### Written request:
Transcribe every entry word for word, leaving out all images.
..............................
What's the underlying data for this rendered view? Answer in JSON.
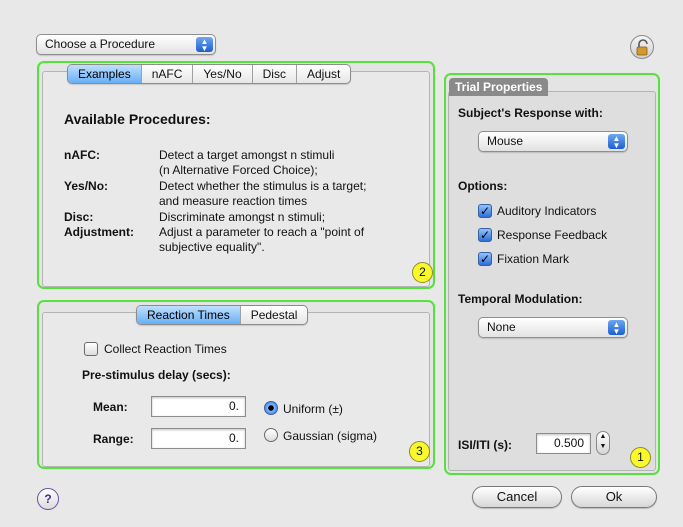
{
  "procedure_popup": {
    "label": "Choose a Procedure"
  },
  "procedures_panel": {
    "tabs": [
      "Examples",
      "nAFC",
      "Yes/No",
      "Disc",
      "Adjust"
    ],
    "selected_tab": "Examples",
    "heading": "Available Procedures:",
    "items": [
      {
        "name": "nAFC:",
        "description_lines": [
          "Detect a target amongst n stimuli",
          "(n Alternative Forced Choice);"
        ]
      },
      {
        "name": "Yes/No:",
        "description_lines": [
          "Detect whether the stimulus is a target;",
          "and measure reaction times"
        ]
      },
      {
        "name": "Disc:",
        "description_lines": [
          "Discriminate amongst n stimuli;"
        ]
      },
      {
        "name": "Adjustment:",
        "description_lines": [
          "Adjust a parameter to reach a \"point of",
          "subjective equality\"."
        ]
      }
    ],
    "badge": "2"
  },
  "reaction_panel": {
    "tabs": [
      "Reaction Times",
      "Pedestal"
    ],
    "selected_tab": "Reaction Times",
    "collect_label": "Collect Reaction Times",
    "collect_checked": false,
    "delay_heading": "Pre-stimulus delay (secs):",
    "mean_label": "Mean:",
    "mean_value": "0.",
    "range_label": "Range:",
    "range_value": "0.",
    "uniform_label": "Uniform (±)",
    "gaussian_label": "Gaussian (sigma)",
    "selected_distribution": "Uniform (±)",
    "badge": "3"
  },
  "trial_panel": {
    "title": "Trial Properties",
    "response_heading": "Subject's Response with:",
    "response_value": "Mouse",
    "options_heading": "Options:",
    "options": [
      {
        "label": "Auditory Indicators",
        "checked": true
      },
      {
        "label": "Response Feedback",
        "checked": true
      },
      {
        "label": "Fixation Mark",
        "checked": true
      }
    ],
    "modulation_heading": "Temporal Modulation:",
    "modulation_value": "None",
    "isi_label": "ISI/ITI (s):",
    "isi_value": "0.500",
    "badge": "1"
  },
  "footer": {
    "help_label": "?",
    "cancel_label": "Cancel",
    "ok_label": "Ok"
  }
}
..............................
### Finished exercise:
What's the underlying data for this rendered view? Answer in JSON.
{
  "procedure_popup": {
    "label": "Choose a Procedure"
  },
  "procedures_panel": {
    "tabs": [
      "Examples",
      "nAFC",
      "Yes/No",
      "Disc",
      "Adjust"
    ],
    "selected_tab": "Examples",
    "heading": "Available Procedures:",
    "items": [
      {
        "name": "nAFC:",
        "description_lines": [
          "Detect a target amongst n stimuli",
          "(n Alternative Forced Choice);"
        ]
      },
      {
        "name": "Yes/No:",
        "description_lines": [
          "Detect whether the stimulus is a target;",
          "and measure reaction times"
        ]
      },
      {
        "name": "Disc:",
        "description_lines": [
          "Discriminate amongst n stimuli;"
        ]
      },
      {
        "name": "Adjustment:",
        "description_lines": [
          "Adjust a parameter to reach a \"point of",
          "subjective equality\"."
        ]
      }
    ],
    "badge": "2"
  },
  "reaction_panel": {
    "tabs": [
      "Reaction Times",
      "Pedestal"
    ],
    "selected_tab": "Reaction Times",
    "collect_label": "Collect Reaction Times",
    "collect_checked": false,
    "delay_heading": "Pre-stimulus delay (secs):",
    "mean_label": "Mean:",
    "mean_value": "0.",
    "range_label": "Range:",
    "range_value": "0.",
    "uniform_label": "Uniform (±)",
    "gaussian_label": "Gaussian (sigma)",
    "selected_distribution": "Uniform (±)",
    "badge": "3"
  },
  "trial_panel": {
    "title": "Trial Properties",
    "response_heading": "Subject's Response with:",
    "response_value": "Mouse",
    "options_heading": "Options:",
    "options": [
      {
        "label": "Auditory Indicators",
        "checked": true
      },
      {
        "label": "Response Feedback",
        "checked": true
      },
      {
        "label": "Fixation Mark",
        "checked": true
      }
    ],
    "modulation_heading": "Temporal Modulation:",
    "modulation_value": "None",
    "isi_label": "ISI/ITI (s):",
    "isi_value": "0.500",
    "badge": "1"
  },
  "footer": {
    "help_label": "?",
    "cancel_label": "Cancel",
    "ok_label": "Ok"
  }
}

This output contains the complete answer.